* DIRECTIVE: Pictures are not part of the copy; repeat everything else in the records exactly.

Figure record extracts
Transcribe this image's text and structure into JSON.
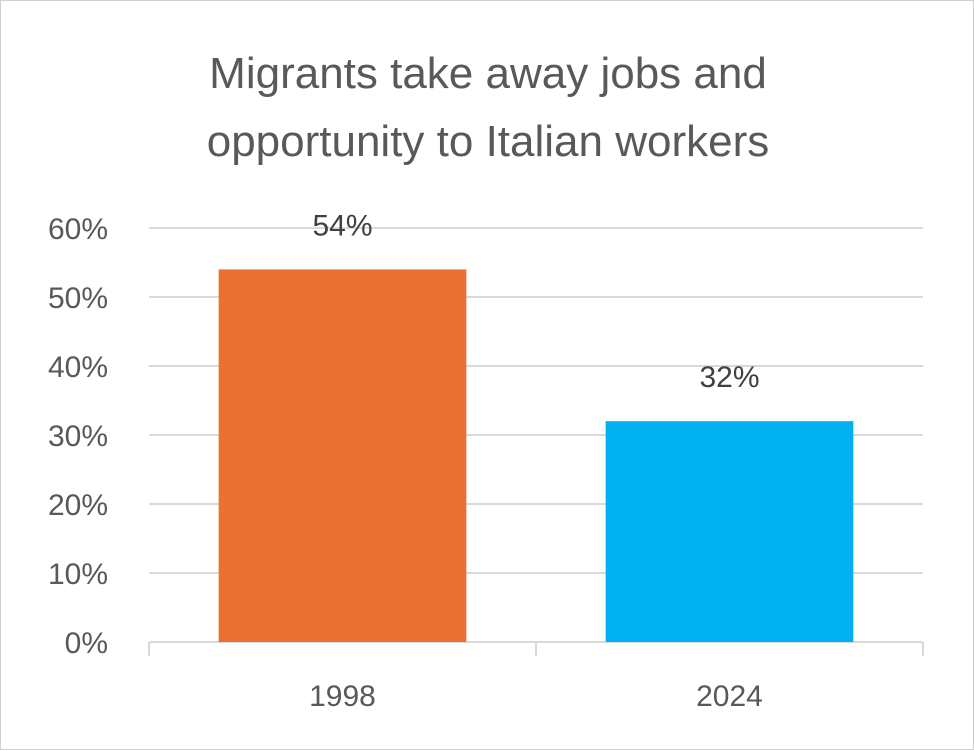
{
  "chart_data": {
    "type": "bar",
    "title_lines": [
      "Migrants take away jobs and",
      "opportunity to Italian workers"
    ],
    "categories": [
      "1998",
      "2024"
    ],
    "values": [
      54,
      32
    ],
    "data_labels": [
      "54%",
      "32%"
    ],
    "colors": [
      "#E97132",
      "#00B0F0"
    ],
    "ylim": [
      0,
      60
    ],
    "yticks": [
      0,
      10,
      20,
      30,
      40,
      50,
      60
    ],
    "ytick_labels": [
      "0%",
      "10%",
      "20%",
      "30%",
      "40%",
      "50%",
      "60%"
    ],
    "grid": true,
    "legend": "none",
    "xlabel": "",
    "ylabel": ""
  }
}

* RESPONSE:
Transcribe this image's text and structure into JSON.
{
  "chart_data": {
    "type": "bar",
    "title_lines": [
      "Migrants take away jobs and",
      "opportunity to Italian workers"
    ],
    "categories": [
      "1998",
      "2024"
    ],
    "values": [
      54,
      32
    ],
    "data_labels": [
      "54%",
      "32%"
    ],
    "colors": [
      "#E97132",
      "#00B0F0"
    ],
    "ylim": [
      0,
      60
    ],
    "yticks": [
      0,
      10,
      20,
      30,
      40,
      50,
      60
    ],
    "ytick_labels": [
      "0%",
      "10%",
      "20%",
      "30%",
      "40%",
      "50%",
      "60%"
    ],
    "grid": true,
    "legend": "none",
    "xlabel": "",
    "ylabel": ""
  }
}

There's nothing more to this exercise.